◆ WHAT YOU ARE ASKED TO DO ◆
Those lines of the records that contain "data" are to be located and copied.

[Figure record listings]
****************

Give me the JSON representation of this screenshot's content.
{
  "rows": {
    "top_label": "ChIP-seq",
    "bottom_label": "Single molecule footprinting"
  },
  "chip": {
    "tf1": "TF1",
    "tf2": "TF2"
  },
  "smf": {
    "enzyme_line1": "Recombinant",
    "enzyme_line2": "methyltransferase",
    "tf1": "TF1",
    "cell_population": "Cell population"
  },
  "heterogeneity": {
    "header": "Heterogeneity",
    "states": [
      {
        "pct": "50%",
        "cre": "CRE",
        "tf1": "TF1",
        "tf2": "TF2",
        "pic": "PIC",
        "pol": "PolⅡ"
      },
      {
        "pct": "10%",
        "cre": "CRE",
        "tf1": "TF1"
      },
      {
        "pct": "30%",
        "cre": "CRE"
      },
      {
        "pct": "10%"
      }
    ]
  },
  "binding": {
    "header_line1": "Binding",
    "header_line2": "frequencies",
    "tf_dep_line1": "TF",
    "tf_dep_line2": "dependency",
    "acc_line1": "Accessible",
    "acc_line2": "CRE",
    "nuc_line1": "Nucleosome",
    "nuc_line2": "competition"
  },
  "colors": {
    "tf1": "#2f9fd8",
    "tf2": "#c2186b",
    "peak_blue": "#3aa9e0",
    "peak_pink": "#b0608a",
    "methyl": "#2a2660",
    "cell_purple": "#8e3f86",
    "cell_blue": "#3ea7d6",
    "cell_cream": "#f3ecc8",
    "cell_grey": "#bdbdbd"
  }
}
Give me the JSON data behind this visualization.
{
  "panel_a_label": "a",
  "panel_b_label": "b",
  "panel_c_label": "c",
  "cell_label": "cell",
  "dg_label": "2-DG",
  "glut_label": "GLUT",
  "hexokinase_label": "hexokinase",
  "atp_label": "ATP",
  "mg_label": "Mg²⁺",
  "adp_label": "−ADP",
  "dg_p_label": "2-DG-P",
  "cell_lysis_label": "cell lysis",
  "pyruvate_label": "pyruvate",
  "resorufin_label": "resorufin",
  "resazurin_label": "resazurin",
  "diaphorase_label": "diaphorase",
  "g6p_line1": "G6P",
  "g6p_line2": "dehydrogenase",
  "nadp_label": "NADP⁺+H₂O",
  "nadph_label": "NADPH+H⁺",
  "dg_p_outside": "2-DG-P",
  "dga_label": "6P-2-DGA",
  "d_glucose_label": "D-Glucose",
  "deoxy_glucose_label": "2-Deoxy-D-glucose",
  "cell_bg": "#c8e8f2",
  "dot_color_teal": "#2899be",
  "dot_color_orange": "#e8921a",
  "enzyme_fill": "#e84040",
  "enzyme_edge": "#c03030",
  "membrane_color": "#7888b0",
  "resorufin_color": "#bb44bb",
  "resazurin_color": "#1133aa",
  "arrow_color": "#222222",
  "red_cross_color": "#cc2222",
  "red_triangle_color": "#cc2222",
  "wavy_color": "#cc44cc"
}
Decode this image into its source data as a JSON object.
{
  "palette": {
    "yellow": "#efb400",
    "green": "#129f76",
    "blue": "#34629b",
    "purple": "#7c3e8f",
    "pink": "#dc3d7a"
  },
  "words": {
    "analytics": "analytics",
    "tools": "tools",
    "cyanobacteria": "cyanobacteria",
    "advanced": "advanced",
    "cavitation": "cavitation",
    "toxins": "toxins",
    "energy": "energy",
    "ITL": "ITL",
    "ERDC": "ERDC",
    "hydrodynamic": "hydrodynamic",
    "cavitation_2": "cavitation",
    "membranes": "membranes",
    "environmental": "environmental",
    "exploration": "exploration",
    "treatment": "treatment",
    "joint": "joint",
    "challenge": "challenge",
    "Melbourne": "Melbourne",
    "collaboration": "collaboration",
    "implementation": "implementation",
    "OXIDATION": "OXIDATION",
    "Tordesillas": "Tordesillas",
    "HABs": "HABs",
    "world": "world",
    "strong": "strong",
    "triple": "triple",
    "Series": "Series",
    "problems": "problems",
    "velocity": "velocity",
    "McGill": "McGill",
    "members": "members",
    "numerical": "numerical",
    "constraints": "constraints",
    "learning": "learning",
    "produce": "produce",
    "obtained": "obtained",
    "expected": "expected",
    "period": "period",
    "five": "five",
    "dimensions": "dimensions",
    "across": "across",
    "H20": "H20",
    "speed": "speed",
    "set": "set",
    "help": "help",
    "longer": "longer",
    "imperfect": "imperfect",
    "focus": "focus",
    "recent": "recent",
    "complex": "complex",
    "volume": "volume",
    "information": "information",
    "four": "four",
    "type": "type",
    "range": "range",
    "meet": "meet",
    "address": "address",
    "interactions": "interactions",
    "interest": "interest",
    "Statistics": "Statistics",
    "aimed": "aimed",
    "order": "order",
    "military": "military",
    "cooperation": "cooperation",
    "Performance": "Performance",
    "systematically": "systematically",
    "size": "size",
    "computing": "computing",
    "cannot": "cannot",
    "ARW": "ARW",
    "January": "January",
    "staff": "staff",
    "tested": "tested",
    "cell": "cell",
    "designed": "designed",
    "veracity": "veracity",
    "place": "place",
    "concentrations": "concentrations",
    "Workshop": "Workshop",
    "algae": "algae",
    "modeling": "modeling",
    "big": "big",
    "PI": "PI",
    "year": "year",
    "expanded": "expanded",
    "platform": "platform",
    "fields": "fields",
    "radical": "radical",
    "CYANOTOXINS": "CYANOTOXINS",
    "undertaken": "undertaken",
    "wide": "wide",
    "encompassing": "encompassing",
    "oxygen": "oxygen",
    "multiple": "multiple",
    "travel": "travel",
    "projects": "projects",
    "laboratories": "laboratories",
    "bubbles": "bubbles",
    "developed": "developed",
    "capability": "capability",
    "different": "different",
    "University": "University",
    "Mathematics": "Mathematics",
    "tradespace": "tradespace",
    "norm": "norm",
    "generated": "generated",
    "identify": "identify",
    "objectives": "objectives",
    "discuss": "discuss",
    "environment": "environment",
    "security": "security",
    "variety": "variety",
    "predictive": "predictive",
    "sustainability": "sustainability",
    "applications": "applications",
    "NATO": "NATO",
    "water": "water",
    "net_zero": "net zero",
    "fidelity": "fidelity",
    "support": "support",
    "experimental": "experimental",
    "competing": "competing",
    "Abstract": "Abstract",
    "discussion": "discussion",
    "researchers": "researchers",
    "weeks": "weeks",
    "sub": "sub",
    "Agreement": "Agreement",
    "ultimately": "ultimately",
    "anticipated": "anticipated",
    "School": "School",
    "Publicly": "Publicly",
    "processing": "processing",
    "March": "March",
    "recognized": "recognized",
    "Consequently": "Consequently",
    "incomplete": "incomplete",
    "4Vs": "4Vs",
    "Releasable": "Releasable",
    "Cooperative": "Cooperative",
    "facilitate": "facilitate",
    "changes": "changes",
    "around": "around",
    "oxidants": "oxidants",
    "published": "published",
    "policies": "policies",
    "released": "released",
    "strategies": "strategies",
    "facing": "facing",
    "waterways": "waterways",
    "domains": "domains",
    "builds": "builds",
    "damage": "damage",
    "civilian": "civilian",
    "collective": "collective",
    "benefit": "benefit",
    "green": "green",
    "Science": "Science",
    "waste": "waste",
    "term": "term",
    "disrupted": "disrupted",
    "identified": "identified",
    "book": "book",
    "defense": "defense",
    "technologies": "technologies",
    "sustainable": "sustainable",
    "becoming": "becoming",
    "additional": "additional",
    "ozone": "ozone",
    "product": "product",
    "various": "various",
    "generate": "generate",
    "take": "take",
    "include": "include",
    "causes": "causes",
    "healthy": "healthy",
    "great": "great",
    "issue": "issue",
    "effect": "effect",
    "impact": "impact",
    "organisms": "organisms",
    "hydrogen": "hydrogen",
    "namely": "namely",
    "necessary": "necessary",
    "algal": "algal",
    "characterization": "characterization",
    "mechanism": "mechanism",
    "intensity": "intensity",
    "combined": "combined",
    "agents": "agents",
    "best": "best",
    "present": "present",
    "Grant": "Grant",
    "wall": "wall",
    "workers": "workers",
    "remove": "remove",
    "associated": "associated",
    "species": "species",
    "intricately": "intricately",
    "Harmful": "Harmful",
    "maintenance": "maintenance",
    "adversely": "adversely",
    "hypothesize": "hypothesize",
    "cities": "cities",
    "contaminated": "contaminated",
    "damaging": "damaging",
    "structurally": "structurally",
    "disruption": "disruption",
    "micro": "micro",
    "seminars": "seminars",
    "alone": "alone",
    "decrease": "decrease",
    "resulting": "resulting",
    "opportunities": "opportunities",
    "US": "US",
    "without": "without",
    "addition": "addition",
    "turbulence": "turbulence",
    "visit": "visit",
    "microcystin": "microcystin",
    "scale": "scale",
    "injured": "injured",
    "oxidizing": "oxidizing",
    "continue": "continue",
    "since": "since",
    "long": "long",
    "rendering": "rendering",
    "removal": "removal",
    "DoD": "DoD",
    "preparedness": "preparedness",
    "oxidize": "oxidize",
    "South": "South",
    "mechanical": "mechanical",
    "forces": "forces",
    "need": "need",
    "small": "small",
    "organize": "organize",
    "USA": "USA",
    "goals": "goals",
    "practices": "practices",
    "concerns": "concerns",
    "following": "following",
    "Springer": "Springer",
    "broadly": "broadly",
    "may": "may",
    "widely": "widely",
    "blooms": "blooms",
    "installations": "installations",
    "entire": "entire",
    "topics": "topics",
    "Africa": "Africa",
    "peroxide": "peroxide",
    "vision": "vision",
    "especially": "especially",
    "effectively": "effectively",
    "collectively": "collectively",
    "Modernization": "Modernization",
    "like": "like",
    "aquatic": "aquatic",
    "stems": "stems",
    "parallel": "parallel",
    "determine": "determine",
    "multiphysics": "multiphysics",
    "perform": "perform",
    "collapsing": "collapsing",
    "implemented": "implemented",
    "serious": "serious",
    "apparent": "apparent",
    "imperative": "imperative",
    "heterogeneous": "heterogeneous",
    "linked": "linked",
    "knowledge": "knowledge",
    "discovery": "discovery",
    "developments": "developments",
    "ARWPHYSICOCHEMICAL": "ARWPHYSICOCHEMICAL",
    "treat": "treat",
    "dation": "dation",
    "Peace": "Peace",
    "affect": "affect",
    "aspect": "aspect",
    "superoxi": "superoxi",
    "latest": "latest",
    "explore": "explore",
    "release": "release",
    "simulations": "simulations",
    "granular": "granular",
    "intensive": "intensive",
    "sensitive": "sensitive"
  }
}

****************

◆ THE COMPLETED TASK ◆
Give me the JSON data behind this visualization.
Decode this image into its source data as a JSON object.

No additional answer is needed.